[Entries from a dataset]
# # # #

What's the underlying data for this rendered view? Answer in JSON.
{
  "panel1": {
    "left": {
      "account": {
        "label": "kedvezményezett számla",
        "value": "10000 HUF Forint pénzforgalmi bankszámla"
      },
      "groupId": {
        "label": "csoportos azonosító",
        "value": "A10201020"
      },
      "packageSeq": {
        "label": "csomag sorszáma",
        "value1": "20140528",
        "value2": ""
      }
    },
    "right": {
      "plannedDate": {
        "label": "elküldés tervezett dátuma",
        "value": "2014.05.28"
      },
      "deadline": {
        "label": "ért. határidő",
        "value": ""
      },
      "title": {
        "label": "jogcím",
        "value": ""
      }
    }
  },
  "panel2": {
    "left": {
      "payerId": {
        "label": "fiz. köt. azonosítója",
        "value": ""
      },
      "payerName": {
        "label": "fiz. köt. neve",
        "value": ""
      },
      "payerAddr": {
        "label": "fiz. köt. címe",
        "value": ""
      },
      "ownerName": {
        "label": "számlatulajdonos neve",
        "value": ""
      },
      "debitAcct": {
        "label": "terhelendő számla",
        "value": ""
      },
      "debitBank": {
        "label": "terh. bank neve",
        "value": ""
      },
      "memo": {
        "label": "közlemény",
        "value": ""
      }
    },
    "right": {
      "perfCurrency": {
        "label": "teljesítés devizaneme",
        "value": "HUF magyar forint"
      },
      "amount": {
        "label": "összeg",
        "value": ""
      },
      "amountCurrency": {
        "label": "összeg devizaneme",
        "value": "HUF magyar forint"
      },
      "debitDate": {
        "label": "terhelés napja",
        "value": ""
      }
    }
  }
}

# # # #

(WORK TO COMPLETE)
Return only the number of lines in the data that contain "devizaneme".

(TASK RESPONSE)
2